**Source:**

## Start

Also, SC is proof you don't need RT to make a gorgeous game. RT is really nice, sure, but it is nice on the dev-end, way less time doing lighting work to have it baked perfectly and have good effects, just put the lights in and enjoy the show real time.
 
I've been building and maintaining both CPU and GPU render farms at work for nearly two decades (well, one decade in the case of GPU rendering) and support for OpenCL is hot garbage. The API may be okay but most software wants CUDA so it doesn't matter how much RAM your Radeon has when the application only offers CUDA or CPU compute options. I'm coming from a 3D rendering/animation/modelling side, so perhaps financial/physics simulation software does actually have decent OpenCL support. I can only comment on the stuff my company does.

The big thing I do is my own code. But there's plenty of other GPU-code being used.


Stable diffusion is the popular thing these days. As is LeelaZero / KataGo (I am a go-player, so I actually use this one a lot for self-analysis of my own games), etc. etc. Blender does work with AMD, though suppoort is way worse than NVidia.

CUDA is popular because its a hella-good API. I don't want to ignore that fact. But at the same time, something needs to be said about raw vRAM capabilities of GPUs. Extra hardware is worth a bunch in a number of these applications.

--------

AMD support is likely better than Intel's (Intel is going all in with SYCL, which is nominally OpenCL based). I'd say AMD is more compatible with CUDA in my experience, its hippify script converts CUDA into HIP (and HIP itself is mostly a CUDA api layer). CUDA's newest stuff isn't implemented of course, but if you got 3 or 4 year old CUDA code, it ports over pretty decently.

Intel is probably a better software company than AMD but IMO is making a bit of a mistake with SYCL focus. No one else is going SYCL (even if it is OpenCL based). I'm not sure if OpenCL is really "alive" anymore... even AMD ROCm is kinda-sorta based on CUDA.
 
meh easy to counter all of that.

i've owned almost every radeon since the first one radeon 64DDR and ive had minimal issues over the last 20 years :)

## End

**Set exercise a:** In the forum discussion about GPU software support, what does AMD's hippify script convert CUDA into?
The forum discussion and the listing after it are unrelated.

**Given data:**
## Start

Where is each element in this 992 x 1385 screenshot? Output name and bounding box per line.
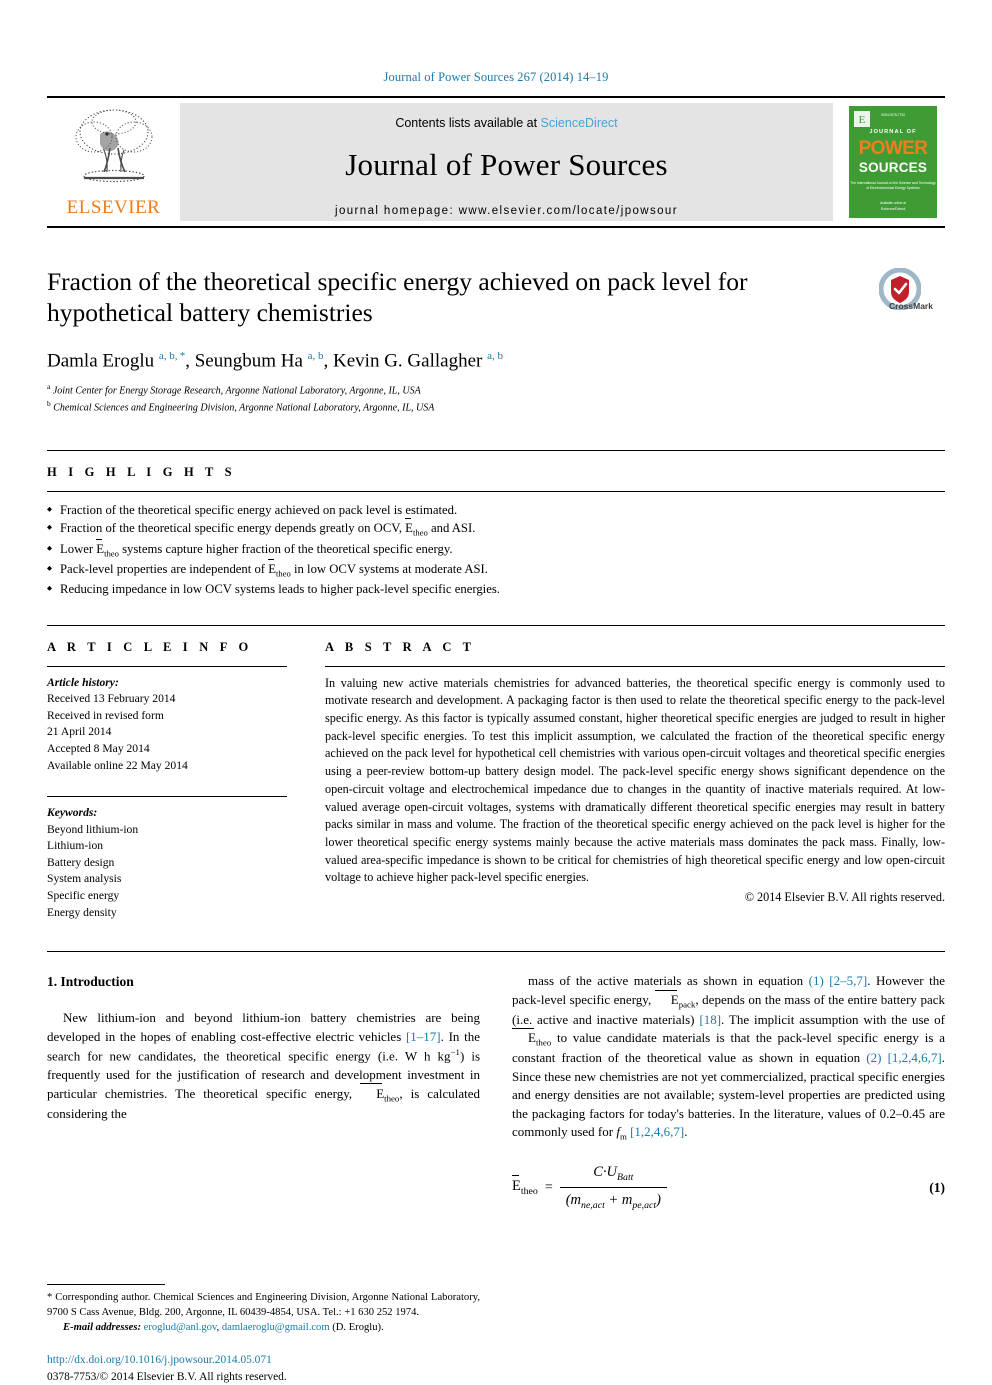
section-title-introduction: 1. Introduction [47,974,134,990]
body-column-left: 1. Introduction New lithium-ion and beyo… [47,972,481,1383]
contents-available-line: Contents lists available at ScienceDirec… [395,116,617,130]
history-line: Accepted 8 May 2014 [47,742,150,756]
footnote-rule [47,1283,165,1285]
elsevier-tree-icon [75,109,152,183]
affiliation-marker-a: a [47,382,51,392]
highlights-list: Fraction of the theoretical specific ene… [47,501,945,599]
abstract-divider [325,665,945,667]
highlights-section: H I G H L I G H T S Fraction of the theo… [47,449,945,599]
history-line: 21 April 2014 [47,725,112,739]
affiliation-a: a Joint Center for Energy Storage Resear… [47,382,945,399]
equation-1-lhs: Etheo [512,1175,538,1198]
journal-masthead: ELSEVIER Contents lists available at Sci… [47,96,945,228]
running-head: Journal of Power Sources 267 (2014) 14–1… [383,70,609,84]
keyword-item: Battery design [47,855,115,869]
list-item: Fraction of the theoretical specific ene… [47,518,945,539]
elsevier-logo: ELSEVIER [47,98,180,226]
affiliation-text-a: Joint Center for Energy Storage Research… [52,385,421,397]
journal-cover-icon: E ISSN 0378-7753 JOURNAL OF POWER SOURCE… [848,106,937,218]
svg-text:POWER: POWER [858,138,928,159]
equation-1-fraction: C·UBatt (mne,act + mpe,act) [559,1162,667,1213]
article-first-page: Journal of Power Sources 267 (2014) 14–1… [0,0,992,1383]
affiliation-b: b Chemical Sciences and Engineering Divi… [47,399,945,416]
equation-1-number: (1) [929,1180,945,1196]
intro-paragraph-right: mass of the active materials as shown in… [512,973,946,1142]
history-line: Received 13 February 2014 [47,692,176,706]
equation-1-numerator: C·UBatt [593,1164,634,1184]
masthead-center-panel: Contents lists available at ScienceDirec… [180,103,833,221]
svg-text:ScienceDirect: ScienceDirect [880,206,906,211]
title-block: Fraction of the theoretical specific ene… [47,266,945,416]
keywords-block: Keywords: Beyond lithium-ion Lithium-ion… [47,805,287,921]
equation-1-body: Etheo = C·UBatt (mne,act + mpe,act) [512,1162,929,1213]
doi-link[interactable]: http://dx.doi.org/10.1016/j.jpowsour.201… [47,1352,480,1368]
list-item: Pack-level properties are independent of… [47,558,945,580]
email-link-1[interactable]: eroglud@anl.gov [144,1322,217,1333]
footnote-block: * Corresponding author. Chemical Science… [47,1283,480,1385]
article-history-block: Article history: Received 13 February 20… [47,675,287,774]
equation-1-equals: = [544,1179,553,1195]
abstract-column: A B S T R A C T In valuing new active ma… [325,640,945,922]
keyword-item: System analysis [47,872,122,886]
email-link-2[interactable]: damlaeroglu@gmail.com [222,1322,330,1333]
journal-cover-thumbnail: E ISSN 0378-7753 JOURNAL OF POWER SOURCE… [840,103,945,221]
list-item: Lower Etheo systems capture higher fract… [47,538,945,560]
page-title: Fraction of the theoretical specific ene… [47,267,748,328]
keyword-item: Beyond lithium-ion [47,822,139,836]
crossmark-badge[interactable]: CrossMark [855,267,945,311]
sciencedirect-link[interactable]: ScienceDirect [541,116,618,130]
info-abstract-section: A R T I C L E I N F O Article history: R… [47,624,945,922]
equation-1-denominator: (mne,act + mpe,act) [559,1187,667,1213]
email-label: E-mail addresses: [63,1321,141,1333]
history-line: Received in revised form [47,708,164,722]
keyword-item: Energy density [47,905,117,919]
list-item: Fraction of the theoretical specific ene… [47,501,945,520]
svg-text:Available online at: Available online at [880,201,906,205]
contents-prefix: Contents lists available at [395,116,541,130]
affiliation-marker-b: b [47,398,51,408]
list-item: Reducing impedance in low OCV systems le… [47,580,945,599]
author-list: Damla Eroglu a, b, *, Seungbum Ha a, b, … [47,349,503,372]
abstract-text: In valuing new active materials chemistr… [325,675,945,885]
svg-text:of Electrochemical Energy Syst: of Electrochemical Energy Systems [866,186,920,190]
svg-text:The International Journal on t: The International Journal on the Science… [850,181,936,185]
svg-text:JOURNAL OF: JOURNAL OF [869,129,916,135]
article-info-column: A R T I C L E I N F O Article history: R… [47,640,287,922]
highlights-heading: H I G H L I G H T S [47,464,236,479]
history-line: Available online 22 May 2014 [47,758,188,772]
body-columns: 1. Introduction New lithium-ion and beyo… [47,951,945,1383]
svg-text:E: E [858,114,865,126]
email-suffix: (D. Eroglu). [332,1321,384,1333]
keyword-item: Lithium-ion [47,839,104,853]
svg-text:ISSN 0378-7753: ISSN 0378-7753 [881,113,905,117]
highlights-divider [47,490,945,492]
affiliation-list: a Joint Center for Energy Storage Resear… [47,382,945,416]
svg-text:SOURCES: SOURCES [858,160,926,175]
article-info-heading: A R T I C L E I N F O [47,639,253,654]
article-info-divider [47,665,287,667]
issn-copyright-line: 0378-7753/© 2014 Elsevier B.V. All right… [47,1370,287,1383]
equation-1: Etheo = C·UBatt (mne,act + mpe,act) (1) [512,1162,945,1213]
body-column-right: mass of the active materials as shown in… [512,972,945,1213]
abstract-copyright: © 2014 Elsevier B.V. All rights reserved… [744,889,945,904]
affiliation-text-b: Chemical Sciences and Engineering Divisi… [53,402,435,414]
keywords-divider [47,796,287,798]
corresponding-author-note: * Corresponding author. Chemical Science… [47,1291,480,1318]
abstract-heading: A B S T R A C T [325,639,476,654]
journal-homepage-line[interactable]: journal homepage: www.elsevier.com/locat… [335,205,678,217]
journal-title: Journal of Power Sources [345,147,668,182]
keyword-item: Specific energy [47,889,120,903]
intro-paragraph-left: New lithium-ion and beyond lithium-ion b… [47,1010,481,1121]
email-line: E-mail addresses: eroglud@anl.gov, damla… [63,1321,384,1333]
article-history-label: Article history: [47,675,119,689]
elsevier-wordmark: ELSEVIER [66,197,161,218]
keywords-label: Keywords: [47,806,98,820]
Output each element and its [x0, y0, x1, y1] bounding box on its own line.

## End

**Set exercise b:** Copy out the listing from the line that contains "section-title-introduction: 1. Introduction" through the line that contains "affiliation-b: b Chemical", both included.

**Full solution a:** HIP.

**Full solution b:**
section-title-introduction: 1. Introduction [47,974,134,990]
body-column-left: 1. Introduction New lithium-ion and beyo… [47,972,481,1383]
contents-available-line: Contents lists available at ScienceDirec… [395,116,617,130]
history-line: Accepted 8 May 2014 [47,742,150,756]
footnote-rule [47,1283,165,1285]
elsevier-tree-icon [75,109,152,183]
affiliation-marker-a: a [47,382,51,392]
highlights-list: Fraction of the theoretical specific ene… [47,501,945,599]
abstract-divider [325,665,945,667]
highlights-section: H I G H L I G H T S Fraction of the theo… [47,449,945,599]
history-line: 21 April 2014 [47,725,112,739]
affiliation-a: a Joint Center for Energy Storage Resear… [47,382,945,399]
equation-1-lhs: Etheo [512,1175,538,1198]
journal-masthead: ELSEVIER Contents lists available at Sci… [47,96,945,228]
running-head: Journal of Power Sources 267 (2014) 14–1… [383,70,609,84]
keyword-item: Battery design [47,855,115,869]
list-item: Fraction of the theoretical specific ene… [47,518,945,539]
elsevier-logo: ELSEVIER [47,98,180,226]
affiliation-text-a: Joint Center for Energy Storage Research… [52,385,421,397]
journal-cover-icon: E ISSN 0378-7753 JOURNAL OF POWER SOURCE… [848,106,937,218]
svg-text:POWER: POWER [858,138,928,159]
equation-1-fraction: C·UBatt (mne,act + mpe,act) [559,1162,667,1213]
article-first-page: Journal of Power Sources 267 (2014) 14–1… [0,0,992,1383]
affiliation-b: b Chemical Sciences and Engineering Divi… [47,399,945,416]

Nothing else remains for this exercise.